Extracted records:
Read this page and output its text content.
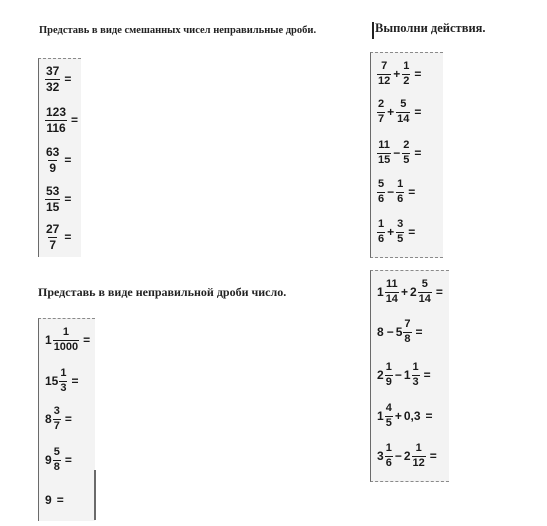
Представь в виде смешанных чисел неправильные дроби.
$\frac{37}{32}$ =
$\frac{123}{116}$ =
$\frac{63}{9}$ =
$\frac{53}{15}$ =
$\frac{27}{7}$ =
Выполни действия.
$\frac{7}{12} + \frac{1}{2}$ =
$\frac{2}{7} + \frac{5}{14}$ =
$\frac{11}{15} - \frac{2}{5}$ =
$\frac{5}{6} - \frac{1}{6}$ =
$\frac{1}{6} + \frac{3}{5}$ =
Представь в виде неправильной дроби число.
$1 \frac{1}{1000}$ =
$15 \frac{1}{3}$ =
$8 \frac{3}{7}$ =
$9 \frac{5}{8}$ =
9 =
$1 \frac{11}{14} + 2 \frac{5}{14}$ =
$8 - 5 \frac{7}{8}$ =
$2 \frac{1}{9} - 1 \frac{1}{3}$ =
$1 \frac{4}{5} + 0,3$ =
$3 \frac{1}{6} - 2 \frac{1}{12}$ =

## Required work
Pictures in the records above are not copied; print everything else exactly.

## Written response
Read this page and output its text content.
Представь в виде смешанных чисел неправильные дроби.
$\frac{37}{32}$ =
$\frac{123}{116}$ =
$\frac{63}{9}$ =
$\frac{53}{15}$ =
$\frac{27}{7}$ =
Выполни действия.
$\frac{7}{12} + \frac{1}{2}$ =
$\frac{2}{7} + \frac{5}{14}$ =
$\frac{11}{15} - \frac{2}{5}$ =
$\frac{5}{6} - \frac{1}{6}$ =
$\frac{1}{6} + \frac{3}{5}$ =
Представь в виде неправильной дроби число.
$1 \frac{1}{1000}$ =
$15 \frac{1}{3}$ =
$8 \frac{3}{7}$ =
$9 \frac{5}{8}$ =
9 =
$1 \frac{11}{14} + 2 \frac{5}{14}$ =
$8 - 5 \frac{7}{8}$ =
$2 \frac{1}{9} - 1 \frac{1}{3}$ =
$1 \frac{4}{5} + 0,3$ =
$3 \frac{1}{6} - 2 \frac{1}{12}$ =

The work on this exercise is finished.